[Problem description] Extract every line below that contains the word "投诉工作流程".

(Data extracted from a collection)
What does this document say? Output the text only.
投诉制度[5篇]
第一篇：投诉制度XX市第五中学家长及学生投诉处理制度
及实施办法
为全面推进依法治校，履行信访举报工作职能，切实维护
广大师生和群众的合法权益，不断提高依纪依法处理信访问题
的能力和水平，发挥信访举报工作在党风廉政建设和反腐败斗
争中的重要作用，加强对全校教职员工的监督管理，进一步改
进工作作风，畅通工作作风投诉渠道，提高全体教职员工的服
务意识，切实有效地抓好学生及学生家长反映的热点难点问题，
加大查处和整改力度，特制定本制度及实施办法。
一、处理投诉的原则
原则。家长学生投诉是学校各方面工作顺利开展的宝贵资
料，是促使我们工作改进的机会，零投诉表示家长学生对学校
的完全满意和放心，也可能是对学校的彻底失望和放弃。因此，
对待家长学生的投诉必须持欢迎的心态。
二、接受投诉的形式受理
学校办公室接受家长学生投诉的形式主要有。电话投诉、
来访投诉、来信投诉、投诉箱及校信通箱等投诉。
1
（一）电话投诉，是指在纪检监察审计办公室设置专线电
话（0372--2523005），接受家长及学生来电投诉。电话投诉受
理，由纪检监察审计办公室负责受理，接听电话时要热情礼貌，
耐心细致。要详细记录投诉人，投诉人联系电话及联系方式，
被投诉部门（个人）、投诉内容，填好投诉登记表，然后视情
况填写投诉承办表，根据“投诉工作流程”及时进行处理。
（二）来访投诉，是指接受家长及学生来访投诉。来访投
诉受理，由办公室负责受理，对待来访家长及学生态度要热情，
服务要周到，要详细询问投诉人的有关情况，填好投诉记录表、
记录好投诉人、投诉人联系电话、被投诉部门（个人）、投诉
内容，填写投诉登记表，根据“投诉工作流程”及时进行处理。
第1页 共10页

[Response below]
况填写投诉承办表，根据“投诉工作流程”及时进行处理。
内容，填写投诉登记表，根据“投诉工作流程”及时进行处理。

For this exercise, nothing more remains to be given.